**Given request 1**.
Answer these questions from the Hawaiian smoked meat thread, one line each, marked (a), (b), (c).
(a) Which thermometer did old poi dog break in?
(b) What minimum temperature does richtee's YARDBIRD TIP give?
(c) What does old poi dog plan to learn to smoke after the smoked meat?
**Given request 2**.
Decide whether each statement agrees with the Hawaiian smoked meat thread. Answer yes or no, and quote the words from the thread that decide it.
(a) The thermometer needed adjusting after old poi dog's calibration check.
(b) old poi dog posted pictures of the smoked meat.
(c) richtee has heard of a temperature of 375.

**Document text**.
# Hawaiian Smoked Meat



## old poi dog (Oct 28, 2007)

Aloha All,    As you recall when I joined the forum earlier this month I was looking to learn how to smoke pig in the Hawaiian style.....In the search of posts here I found what I was looking for.  In the meantime I had learned through many here the importance of  getting an accurate reading of the temperature in the smoker, more importantly I got started on the quest to trying to make a great rack of ribs.        Today I got a chance to break in my Maverick ET-73 thermometer on Pomai's Hawaiian Smoke Meat recipe.  I did a calibration check on the thermometer...and out of the box it was spot on.  I also am leaning to keep the wisps of thin blue smoke going throughout the smoking process.       The smoked meat was excellent..just what I was looking for.   Sorry I do not have a digital camera or the skills to post pictures.  I'll work on that next, after I learn to smoke a decent chicken with crispy skin.   I just wanted to thank all on this forum for the encouragement and great information I am able to gleam just by reading the posts here...


----------



## smoked (Oct 28, 2007)

some where I have a recipe for hawiian smoked pork roast, I remember it is done in the oven and with liquid smoke and banannas.......it's really damn good and tender, just pulls apart..........almost like a long slow cooked pig in a pit...... I'd have to dig deep to find the recipe thou......been spoiled with my smoker.....


----------



## richtee (Oct 28, 2007)

Another unsolicited testimonial for SMF! Glad folks here could help. YARDBIRD TIP: Keep those temps up, 300 at min. Have heard 375.


----------



## old poi dog (Oct 28, 2007)

I just saw Blackhawk's post with pictures !  Will give the higher smoking temp. and the ET-73 a workout on chickens on the next smoke.


----------

**Data records**.
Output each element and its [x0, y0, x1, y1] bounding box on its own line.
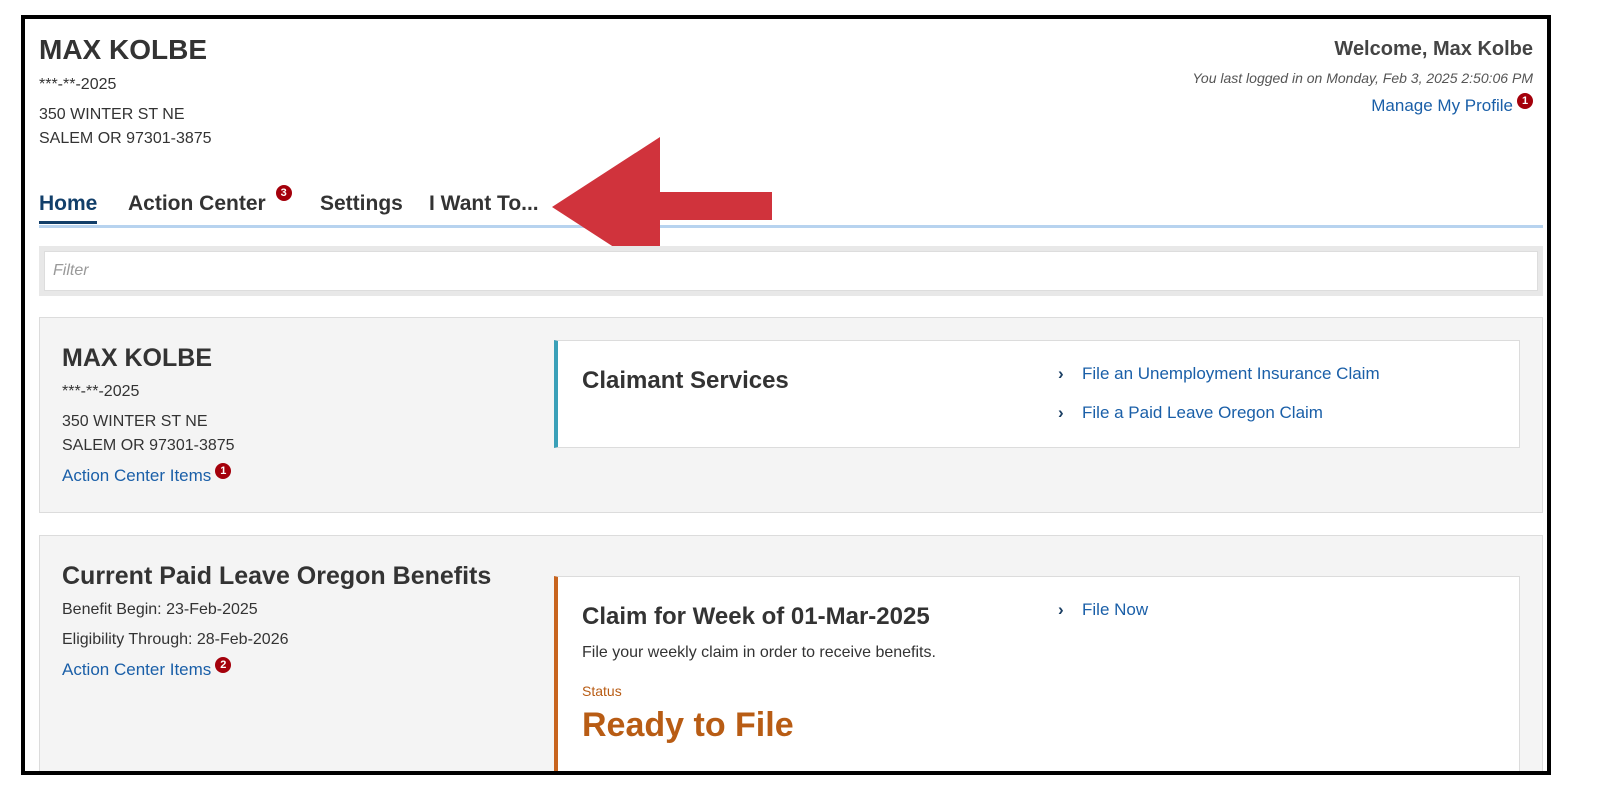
claimant-services-card: Claimant Services › File an Unemployment …	[554, 340, 1520, 448]
page-frame: MAX KOLBE ***-**-2025 350 WINTER ST NE S…	[21, 15, 1551, 775]
notification-badge: 3	[275, 185, 292, 201]
status-value: Ready to File	[582, 706, 794, 744]
file-paid-leave-claim-link[interactable]: › File a Paid Leave Oregon Claim	[1058, 400, 1380, 426]
user-name: MAX KOLBE	[39, 34, 207, 65]
chevron-right-icon: ›	[1058, 364, 1064, 383]
weekly-claim-description: File your weekly claim in order to recei…	[582, 644, 936, 661]
filter-input[interactable]	[44, 251, 1538, 291]
file-now-link[interactable]: › File Now	[1058, 597, 1148, 623]
file-paid-leave-claim-label: File a Paid Leave Oregon Claim	[1082, 403, 1323, 422]
notification-badge: 1	[1517, 93, 1533, 110]
manage-profile-label: Manage My Profile	[1371, 96, 1513, 115]
account-address-line1: 350 WINTER ST NE	[62, 413, 208, 430]
tab-settings-label: Settings	[320, 192, 403, 215]
weekly-claim-card: Claim for Week of 01-Mar-2025 File your …	[554, 576, 1520, 771]
user-ssn: ***-**-2025	[39, 76, 117, 93]
file-ui-claim-link[interactable]: › File an Unemployment Insurance Claim	[1058, 361, 1380, 387]
claimant-services-title: Claimant Services	[582, 367, 789, 394]
account-address-line2: SALEM OR 97301-3875	[62, 437, 235, 454]
weekly-claim-title: Claim for Week of 01-Mar-2025	[582, 603, 930, 630]
eligibility-through: Eligibility Through: 28-Feb-2026	[62, 631, 289, 648]
tab-settings[interactable]: Settings	[320, 189, 403, 219]
claimant-services-links: › File an Unemployment Insurance Claim › F…	[1058, 361, 1380, 439]
main-tabs: Home Action Center 3 Settings I Want To.…	[39, 181, 1543, 228]
status-label: Status	[582, 683, 622, 699]
tab-i-want-to-label: I Want To...	[429, 192, 539, 215]
chevron-right-icon: ›	[1058, 600, 1064, 619]
header-user-info: MAX KOLBE ***-**-2025 350 WINTER ST NE S…	[39, 33, 212, 151]
tab-i-want-to[interactable]: I Want To...	[429, 189, 539, 219]
filter-bar	[39, 246, 1543, 296]
manage-profile-link[interactable]: Manage My Profile 1	[1192, 93, 1533, 119]
action-center-items-link[interactable]: Action Center Items 2	[62, 657, 532, 683]
action-center-items-label: Action Center Items	[62, 660, 212, 679]
welcome-text: Welcome, Max Kolbe	[1334, 38, 1533, 60]
tab-home-label: Home	[39, 192, 98, 215]
action-center-items-link[interactable]: Action Center Items 1	[62, 463, 532, 489]
account-ssn: ***-**-2025	[62, 383, 140, 400]
account-name: MAX KOLBE	[62, 344, 212, 372]
last-login-text: You last logged in on Monday, Feb 3, 202…	[1192, 70, 1533, 86]
weekly-claim-links: › File Now	[1058, 597, 1148, 636]
benefit-begin: Benefit Begin: 23-Feb-2025	[62, 601, 258, 618]
tab-action-center[interactable]: Action Center 3	[128, 185, 292, 219]
benefits-panel: Current Paid Leave Oregon Benefits Benef…	[39, 535, 1543, 771]
file-now-label: File Now	[1082, 600, 1149, 619]
tab-home[interactable]: Home	[39, 189, 98, 224]
welcome-block: Welcome, Max Kolbe You last logged in on…	[1192, 35, 1533, 119]
account-summary: MAX KOLBE ***-**-2025 350 WINTER ST NE S…	[62, 342, 532, 489]
user-address-line1: 350 WINTER ST NE	[39, 106, 185, 123]
action-center-items-label: Action Center Items	[62, 466, 212, 485]
benefits-summary: Current Paid Leave Oregon Benefits Benef…	[62, 560, 532, 683]
account-panel: MAX KOLBE ***-**-2025 350 WINTER ST NE S…	[39, 317, 1543, 513]
notification-badge: 1	[215, 463, 232, 480]
notification-badge: 2	[215, 657, 232, 674]
chevron-right-icon: ›	[1058, 403, 1064, 422]
benefits-title: Current Paid Leave Oregon Benefits	[62, 562, 492, 590]
tab-action-center-label: Action Center	[128, 192, 266, 215]
user-address-line2: SALEM OR 97301-3875	[39, 130, 212, 147]
file-ui-claim-label: File an Unemployment Insurance Claim	[1082, 364, 1380, 383]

**Full answer 1**.
(a) The Maverick ET-73.
(b) 300.
(c) A decent chicken with crispy skin.

**Full answer 2**.
(a) No: "out of the box it was spot on."
(b) No: "Sorry I do not have a digital camera or the skills to post pictures."
(c) Yes: "Have heard 375."